— start of Data rows —
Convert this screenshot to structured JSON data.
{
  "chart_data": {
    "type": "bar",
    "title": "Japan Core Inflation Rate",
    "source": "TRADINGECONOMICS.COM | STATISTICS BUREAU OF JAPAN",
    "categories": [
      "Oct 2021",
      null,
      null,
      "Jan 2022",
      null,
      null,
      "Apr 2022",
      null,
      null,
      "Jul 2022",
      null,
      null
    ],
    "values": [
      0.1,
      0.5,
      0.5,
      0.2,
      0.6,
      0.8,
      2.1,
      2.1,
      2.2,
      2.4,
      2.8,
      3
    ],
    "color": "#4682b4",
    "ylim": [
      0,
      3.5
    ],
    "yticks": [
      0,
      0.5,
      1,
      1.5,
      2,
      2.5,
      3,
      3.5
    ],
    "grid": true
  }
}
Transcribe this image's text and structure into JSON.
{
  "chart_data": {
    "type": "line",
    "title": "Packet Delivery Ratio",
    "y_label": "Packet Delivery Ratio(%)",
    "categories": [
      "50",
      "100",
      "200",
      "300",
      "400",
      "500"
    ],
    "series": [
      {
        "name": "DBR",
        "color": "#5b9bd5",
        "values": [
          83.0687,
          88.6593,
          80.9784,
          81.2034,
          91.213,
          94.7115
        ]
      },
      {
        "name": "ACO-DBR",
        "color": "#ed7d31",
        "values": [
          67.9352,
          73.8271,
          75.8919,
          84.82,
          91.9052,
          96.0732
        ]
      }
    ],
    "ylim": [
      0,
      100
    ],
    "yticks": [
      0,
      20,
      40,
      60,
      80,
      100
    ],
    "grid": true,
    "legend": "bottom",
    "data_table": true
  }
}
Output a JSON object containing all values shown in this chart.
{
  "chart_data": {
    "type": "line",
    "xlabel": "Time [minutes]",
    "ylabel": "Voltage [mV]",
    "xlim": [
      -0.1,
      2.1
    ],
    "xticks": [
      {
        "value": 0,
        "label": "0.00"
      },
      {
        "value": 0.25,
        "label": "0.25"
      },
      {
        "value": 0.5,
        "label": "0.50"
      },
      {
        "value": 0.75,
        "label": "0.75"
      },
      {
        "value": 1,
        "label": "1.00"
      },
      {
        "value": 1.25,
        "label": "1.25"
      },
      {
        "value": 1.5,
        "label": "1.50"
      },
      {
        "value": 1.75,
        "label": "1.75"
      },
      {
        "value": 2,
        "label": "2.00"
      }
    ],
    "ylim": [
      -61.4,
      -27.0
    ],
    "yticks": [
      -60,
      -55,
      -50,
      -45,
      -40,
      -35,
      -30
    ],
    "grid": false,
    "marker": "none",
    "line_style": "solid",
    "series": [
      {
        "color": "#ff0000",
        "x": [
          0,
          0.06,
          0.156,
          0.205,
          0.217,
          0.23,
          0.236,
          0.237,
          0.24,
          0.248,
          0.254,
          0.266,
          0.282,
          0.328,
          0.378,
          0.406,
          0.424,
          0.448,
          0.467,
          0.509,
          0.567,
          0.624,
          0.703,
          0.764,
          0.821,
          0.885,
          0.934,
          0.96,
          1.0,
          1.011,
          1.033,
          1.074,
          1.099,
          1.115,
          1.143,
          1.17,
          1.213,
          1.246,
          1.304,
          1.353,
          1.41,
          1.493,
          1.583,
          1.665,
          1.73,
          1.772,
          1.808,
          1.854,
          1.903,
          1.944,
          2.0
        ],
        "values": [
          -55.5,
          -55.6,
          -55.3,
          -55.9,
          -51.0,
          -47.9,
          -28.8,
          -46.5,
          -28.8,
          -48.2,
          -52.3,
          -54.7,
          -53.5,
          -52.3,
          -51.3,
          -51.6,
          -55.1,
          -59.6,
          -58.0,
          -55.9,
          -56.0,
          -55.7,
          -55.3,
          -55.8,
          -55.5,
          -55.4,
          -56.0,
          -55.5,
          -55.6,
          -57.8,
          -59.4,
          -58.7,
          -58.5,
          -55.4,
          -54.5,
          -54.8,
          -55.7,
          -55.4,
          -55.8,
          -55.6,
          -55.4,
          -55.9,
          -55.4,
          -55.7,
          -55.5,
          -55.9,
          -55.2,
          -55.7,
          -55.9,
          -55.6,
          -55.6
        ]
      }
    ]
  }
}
— end of Data rows —
Task instructions: Pull out all lines from the listing that contain the string "JSON".

Solution for this task:
Convert this screenshot to structured JSON data.
Transcribe this image's text and structure into JSON.
Output a JSON object containing all values shown in this chart.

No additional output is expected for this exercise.